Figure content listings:
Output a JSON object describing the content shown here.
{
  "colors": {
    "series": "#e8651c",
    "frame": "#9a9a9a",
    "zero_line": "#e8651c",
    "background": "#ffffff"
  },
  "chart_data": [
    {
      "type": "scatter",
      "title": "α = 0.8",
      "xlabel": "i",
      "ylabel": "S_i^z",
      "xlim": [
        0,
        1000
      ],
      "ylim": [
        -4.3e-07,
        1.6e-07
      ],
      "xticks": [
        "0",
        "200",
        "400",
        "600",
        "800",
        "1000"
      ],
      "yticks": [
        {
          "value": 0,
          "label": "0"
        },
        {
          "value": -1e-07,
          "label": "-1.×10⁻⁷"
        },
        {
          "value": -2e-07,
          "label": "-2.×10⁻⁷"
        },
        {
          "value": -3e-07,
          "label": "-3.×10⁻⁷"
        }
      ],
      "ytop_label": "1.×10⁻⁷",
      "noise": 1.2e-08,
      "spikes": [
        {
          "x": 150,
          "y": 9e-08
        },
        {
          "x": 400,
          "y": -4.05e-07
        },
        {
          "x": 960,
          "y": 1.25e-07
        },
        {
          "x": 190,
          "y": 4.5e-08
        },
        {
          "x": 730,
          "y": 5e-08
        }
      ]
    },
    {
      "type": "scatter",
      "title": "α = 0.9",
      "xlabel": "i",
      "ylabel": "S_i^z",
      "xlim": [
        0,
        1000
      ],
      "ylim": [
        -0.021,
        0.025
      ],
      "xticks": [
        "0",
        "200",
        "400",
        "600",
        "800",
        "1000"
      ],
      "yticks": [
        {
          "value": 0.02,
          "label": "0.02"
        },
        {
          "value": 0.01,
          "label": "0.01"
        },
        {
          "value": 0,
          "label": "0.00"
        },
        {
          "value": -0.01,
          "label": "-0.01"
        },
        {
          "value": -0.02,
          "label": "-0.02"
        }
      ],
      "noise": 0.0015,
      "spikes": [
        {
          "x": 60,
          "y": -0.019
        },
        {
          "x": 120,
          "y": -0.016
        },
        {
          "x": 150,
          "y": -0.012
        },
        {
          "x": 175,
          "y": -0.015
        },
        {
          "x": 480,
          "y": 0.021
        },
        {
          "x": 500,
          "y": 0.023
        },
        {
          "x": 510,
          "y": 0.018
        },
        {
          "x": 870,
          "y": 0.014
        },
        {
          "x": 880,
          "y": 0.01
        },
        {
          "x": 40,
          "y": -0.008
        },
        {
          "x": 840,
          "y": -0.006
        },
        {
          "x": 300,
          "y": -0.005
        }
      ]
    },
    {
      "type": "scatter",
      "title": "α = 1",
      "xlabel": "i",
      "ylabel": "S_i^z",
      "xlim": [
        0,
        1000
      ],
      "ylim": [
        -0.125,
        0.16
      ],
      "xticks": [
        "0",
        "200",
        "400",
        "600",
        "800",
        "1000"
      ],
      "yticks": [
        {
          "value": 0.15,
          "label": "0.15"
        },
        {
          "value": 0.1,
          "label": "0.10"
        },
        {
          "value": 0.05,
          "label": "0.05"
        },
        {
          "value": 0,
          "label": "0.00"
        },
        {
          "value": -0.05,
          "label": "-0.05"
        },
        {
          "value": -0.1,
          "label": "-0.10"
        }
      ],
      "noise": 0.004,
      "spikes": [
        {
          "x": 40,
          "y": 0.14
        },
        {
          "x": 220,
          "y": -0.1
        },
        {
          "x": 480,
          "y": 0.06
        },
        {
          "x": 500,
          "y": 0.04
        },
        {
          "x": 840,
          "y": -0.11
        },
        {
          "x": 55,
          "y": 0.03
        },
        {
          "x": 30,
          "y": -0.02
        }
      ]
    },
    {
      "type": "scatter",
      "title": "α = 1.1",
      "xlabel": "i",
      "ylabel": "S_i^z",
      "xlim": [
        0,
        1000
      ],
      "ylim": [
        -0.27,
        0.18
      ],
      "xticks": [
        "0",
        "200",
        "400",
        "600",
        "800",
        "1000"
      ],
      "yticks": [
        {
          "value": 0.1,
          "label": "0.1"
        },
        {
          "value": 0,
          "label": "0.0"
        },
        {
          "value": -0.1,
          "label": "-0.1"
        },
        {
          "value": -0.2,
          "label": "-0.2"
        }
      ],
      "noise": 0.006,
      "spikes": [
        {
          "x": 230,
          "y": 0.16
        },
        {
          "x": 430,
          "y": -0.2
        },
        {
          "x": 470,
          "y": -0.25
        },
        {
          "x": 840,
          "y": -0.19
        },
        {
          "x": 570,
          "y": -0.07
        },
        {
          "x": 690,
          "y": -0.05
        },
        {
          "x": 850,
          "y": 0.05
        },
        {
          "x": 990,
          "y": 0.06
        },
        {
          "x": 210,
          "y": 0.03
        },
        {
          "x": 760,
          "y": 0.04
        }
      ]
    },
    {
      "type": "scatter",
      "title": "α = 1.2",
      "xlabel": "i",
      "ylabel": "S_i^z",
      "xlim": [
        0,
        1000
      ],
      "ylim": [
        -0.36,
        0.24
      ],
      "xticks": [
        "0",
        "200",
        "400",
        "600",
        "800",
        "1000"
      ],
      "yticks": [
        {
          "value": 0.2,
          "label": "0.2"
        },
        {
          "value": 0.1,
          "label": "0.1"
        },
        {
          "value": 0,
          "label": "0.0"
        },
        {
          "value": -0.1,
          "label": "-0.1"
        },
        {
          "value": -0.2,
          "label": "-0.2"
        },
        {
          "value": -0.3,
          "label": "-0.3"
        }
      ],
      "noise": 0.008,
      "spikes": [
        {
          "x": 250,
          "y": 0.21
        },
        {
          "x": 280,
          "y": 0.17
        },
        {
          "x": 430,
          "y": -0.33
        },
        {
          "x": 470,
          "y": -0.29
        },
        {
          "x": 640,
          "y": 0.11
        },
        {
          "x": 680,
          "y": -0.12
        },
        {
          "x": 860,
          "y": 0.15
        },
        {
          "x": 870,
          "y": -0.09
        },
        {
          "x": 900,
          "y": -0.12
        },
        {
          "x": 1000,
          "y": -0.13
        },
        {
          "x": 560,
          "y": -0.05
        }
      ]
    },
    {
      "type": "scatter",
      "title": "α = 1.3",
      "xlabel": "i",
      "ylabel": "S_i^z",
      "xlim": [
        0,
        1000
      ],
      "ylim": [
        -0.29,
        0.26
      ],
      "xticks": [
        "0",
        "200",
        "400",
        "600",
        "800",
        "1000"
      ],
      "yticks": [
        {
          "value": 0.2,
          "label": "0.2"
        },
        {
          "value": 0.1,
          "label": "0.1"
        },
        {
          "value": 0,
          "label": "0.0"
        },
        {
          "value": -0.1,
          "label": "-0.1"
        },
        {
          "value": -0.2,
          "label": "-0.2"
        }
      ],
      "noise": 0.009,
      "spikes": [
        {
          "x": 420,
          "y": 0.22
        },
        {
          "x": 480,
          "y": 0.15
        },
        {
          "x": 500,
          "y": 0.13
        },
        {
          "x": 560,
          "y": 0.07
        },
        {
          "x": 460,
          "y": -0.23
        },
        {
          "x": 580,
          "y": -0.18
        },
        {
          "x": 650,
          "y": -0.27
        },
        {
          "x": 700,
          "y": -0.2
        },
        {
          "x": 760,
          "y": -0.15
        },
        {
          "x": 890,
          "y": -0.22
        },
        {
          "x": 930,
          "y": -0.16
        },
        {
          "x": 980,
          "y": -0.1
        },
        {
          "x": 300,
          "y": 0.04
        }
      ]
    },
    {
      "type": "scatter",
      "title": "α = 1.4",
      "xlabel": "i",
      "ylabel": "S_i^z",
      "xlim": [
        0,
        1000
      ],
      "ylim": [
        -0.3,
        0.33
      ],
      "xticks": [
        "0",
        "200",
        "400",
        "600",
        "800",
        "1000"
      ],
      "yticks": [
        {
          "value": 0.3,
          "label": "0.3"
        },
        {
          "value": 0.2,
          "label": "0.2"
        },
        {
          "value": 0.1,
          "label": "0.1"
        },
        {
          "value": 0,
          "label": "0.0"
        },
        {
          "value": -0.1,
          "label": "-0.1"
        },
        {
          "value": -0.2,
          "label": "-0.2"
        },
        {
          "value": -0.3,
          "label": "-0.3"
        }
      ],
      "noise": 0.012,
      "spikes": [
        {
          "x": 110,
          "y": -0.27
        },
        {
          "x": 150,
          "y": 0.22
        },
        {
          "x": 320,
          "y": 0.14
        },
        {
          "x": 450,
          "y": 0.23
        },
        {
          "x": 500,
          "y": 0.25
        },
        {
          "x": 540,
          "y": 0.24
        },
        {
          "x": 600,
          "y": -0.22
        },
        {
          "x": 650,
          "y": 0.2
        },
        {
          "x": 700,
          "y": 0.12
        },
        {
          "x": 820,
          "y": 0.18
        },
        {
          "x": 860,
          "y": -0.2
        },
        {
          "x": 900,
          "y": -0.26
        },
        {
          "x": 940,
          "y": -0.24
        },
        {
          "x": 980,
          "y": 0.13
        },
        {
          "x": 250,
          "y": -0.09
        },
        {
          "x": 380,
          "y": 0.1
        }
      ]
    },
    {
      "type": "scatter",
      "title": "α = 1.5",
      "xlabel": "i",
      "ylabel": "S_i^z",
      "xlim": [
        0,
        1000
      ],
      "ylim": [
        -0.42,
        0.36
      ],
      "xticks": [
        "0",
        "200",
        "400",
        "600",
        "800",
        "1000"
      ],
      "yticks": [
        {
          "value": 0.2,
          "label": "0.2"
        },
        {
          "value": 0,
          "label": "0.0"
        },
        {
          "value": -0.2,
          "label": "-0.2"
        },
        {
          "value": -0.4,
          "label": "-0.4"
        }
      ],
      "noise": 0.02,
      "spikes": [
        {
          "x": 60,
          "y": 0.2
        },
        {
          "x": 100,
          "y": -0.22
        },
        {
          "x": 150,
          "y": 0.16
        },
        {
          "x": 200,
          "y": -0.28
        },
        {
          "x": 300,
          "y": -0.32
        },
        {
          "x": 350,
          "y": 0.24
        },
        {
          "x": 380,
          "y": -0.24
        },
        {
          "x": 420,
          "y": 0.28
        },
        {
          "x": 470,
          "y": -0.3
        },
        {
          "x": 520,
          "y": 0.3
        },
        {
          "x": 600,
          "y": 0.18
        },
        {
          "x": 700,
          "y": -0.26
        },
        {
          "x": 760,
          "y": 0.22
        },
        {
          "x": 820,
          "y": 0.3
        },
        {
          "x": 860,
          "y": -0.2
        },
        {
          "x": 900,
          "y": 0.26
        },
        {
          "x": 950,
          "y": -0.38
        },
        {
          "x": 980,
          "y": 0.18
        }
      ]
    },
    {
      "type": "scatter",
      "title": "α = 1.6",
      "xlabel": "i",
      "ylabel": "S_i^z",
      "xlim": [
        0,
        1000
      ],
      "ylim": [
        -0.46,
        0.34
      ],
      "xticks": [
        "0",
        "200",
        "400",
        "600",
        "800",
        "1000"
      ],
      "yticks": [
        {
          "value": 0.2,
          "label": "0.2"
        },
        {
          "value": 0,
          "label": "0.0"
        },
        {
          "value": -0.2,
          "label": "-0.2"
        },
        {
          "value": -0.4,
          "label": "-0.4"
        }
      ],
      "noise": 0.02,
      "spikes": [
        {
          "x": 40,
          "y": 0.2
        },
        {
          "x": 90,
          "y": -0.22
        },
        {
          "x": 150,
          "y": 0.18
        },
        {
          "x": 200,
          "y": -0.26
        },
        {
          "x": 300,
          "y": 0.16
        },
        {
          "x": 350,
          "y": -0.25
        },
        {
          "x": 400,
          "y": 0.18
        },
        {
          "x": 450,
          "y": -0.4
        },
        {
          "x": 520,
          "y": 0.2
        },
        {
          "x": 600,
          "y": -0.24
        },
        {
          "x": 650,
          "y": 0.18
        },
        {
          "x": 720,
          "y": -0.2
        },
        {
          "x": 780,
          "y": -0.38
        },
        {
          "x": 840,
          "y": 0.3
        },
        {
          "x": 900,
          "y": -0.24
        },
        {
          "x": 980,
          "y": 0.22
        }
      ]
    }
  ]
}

» **Exercise aim**
Copy all the lines above that hold the string "noise".

» **Exercise answer**
      "noise": 1.2e-08,
      "noise": 0.0015,
      "noise": 0.004,
      "noise": 0.006,
      "noise": 0.008,
      "noise": 0.009,
      "noise": 0.012,
      "noise": 0.02,
      "noise": 0.02,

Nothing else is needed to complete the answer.